__PROVIDED ENTRIES__
———

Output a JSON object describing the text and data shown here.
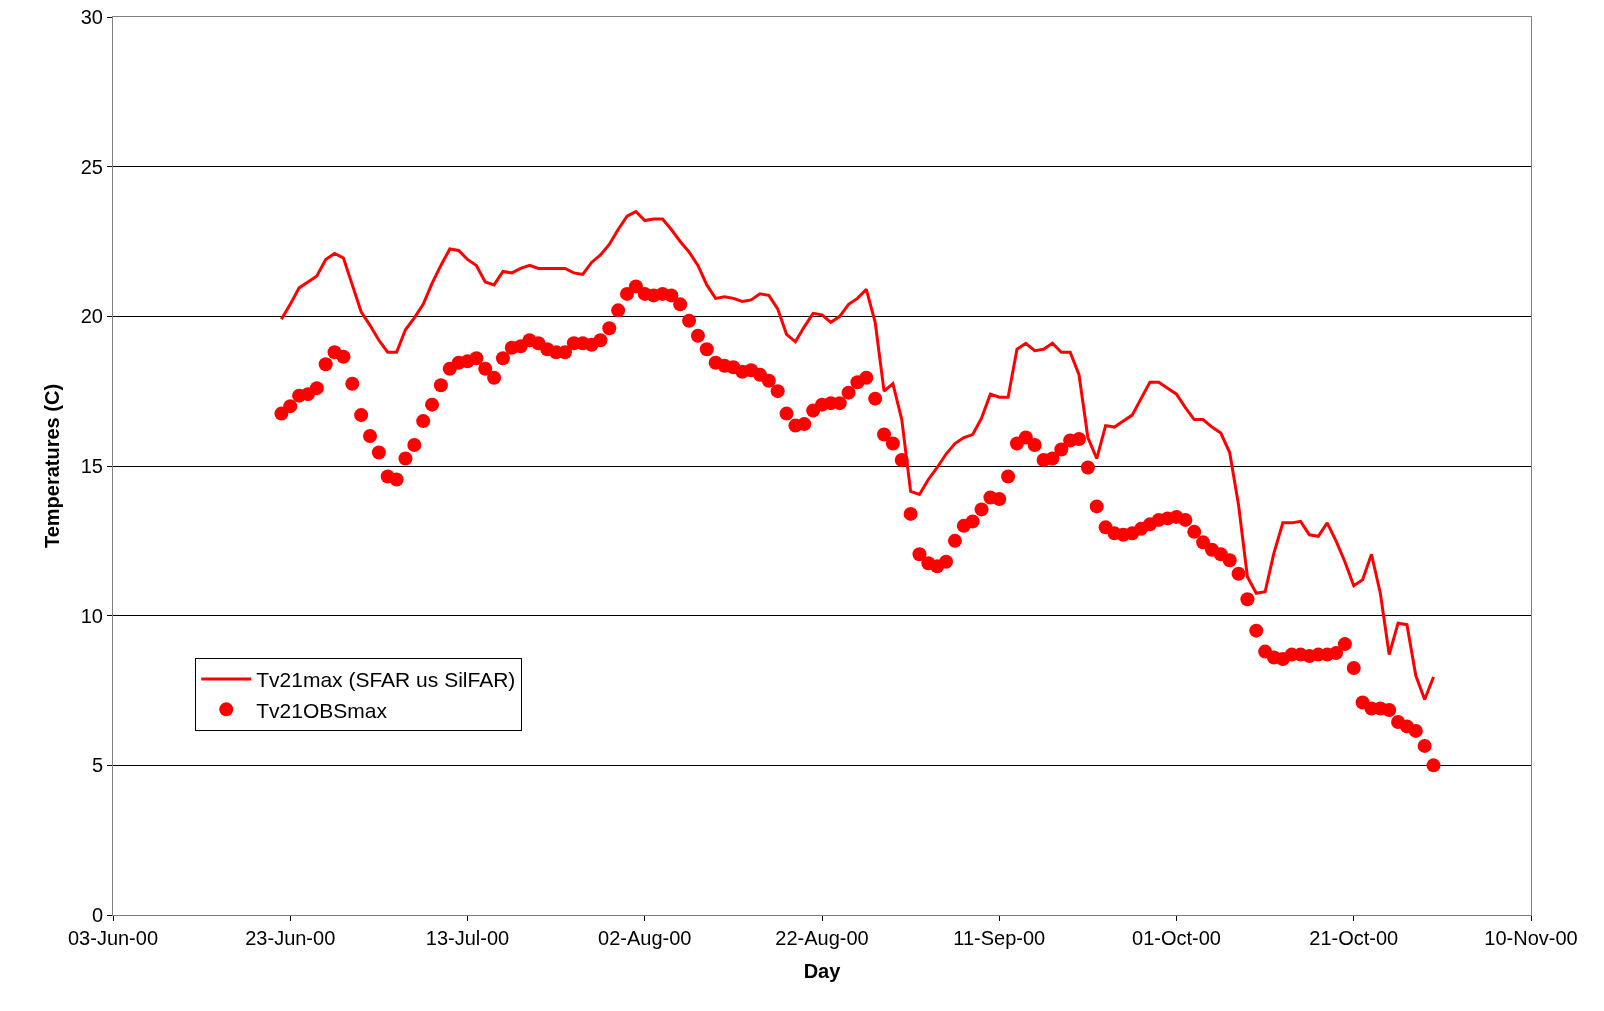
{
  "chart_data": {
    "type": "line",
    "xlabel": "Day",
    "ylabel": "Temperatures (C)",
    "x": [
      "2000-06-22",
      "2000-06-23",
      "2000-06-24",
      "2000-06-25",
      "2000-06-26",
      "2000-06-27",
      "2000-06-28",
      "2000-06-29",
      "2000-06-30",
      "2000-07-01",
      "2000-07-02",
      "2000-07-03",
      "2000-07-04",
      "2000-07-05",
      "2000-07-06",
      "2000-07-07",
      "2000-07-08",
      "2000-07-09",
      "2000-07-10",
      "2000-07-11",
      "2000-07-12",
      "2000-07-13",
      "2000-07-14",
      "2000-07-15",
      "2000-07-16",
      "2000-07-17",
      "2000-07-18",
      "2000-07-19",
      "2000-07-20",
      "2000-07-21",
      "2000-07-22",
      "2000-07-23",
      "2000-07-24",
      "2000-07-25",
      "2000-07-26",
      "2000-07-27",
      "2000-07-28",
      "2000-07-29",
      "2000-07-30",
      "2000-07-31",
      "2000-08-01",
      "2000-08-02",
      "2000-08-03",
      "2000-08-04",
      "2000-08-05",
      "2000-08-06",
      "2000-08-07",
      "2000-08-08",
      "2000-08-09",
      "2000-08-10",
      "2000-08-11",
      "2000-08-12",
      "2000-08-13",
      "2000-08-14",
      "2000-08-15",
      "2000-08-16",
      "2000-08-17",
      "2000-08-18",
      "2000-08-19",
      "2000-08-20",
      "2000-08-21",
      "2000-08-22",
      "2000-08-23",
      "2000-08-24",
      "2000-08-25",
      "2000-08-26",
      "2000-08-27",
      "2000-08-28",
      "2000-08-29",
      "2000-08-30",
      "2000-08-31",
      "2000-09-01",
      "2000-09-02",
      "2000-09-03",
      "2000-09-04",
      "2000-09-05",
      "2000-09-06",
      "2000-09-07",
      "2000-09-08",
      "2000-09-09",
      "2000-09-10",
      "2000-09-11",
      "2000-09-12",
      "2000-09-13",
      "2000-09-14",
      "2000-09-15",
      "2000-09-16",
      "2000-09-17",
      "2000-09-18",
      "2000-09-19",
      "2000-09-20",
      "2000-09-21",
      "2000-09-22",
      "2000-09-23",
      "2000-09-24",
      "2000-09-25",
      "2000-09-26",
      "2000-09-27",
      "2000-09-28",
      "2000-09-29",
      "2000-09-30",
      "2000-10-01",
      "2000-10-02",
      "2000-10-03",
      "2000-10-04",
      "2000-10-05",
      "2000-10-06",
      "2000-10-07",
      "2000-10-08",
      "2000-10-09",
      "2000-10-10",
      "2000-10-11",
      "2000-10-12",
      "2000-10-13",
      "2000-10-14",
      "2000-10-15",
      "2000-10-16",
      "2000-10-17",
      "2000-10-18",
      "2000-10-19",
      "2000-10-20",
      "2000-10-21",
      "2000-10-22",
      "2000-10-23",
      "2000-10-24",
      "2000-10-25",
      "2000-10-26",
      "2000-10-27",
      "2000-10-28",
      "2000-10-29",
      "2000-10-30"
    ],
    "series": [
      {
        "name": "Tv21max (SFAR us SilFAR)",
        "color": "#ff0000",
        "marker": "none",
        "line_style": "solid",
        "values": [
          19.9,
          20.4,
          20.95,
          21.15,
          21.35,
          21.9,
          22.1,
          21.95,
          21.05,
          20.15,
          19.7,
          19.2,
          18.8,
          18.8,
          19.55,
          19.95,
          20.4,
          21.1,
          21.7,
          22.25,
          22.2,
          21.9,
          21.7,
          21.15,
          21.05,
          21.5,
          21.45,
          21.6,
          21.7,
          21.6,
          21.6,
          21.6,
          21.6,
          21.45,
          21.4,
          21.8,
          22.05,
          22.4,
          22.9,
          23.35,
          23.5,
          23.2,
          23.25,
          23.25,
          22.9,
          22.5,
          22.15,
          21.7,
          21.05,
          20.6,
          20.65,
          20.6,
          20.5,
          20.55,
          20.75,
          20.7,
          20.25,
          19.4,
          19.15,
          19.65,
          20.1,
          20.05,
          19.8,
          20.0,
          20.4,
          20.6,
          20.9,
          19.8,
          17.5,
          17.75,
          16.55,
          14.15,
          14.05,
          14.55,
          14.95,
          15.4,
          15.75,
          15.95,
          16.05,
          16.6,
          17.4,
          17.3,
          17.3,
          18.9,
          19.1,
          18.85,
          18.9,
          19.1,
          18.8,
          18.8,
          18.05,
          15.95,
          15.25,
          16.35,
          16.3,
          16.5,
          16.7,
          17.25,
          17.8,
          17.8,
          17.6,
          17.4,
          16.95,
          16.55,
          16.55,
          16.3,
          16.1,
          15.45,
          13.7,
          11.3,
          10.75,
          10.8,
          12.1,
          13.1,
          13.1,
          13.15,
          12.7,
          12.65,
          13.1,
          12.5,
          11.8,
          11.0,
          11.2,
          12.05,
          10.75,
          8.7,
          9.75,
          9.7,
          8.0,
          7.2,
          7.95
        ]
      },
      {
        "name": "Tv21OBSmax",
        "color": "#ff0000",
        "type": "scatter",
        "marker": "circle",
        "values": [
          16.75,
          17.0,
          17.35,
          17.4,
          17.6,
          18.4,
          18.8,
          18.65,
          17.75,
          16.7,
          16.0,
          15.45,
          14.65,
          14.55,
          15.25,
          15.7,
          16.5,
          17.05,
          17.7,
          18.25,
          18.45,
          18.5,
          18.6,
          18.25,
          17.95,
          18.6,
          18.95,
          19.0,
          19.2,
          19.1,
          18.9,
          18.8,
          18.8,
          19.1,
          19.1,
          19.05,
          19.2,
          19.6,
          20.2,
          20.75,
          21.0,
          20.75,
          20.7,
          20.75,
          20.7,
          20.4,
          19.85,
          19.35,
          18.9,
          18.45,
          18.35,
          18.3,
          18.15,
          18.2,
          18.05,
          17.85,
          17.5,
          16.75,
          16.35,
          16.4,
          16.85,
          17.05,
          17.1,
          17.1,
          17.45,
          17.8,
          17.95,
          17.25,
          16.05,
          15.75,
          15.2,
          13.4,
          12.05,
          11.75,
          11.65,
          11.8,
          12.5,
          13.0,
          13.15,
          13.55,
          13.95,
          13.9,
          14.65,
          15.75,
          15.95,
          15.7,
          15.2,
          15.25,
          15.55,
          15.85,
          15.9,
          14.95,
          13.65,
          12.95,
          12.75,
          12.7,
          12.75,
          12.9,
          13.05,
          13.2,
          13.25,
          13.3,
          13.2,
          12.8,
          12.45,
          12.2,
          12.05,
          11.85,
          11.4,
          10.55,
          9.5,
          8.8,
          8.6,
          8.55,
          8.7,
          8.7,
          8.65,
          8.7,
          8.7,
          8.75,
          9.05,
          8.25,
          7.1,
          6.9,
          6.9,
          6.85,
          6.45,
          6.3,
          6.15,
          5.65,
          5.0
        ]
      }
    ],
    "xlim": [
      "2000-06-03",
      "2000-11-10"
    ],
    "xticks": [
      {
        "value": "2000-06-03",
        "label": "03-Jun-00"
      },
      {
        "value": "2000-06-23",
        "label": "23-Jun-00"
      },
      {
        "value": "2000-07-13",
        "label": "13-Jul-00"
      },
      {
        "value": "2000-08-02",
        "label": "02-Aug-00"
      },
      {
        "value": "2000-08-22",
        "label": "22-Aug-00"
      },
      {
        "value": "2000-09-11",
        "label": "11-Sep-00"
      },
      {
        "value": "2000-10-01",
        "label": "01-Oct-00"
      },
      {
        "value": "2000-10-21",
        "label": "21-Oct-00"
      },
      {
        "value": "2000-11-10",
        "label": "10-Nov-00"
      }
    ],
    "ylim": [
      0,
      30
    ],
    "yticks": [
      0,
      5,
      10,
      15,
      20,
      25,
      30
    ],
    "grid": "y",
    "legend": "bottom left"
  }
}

———

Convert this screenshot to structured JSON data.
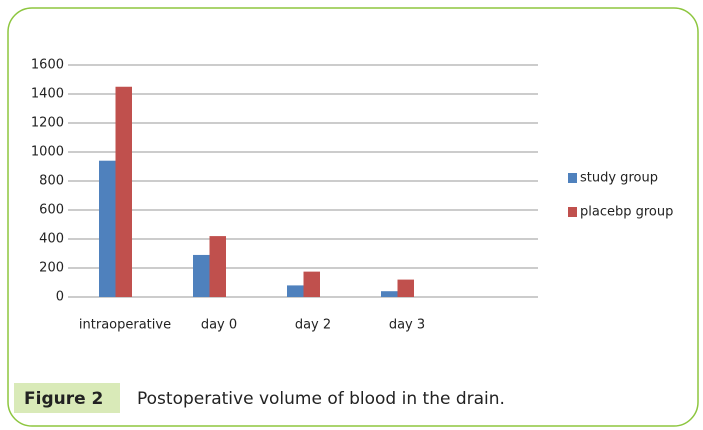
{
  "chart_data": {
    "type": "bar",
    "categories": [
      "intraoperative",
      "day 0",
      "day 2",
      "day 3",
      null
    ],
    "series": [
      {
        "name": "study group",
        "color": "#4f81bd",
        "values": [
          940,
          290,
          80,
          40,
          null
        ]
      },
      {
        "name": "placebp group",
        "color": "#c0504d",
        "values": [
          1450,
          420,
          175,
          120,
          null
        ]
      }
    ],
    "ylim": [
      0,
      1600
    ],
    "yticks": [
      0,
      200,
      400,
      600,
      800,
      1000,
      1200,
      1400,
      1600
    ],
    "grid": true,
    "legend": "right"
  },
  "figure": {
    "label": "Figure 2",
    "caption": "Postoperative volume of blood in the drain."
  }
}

———

Copy all lines of the material above where the string "color" occurs.

        "color": "#ff0000",
        "color": "#ff0000",
        "color": "#4f81bd",
        "color": "#c0504d",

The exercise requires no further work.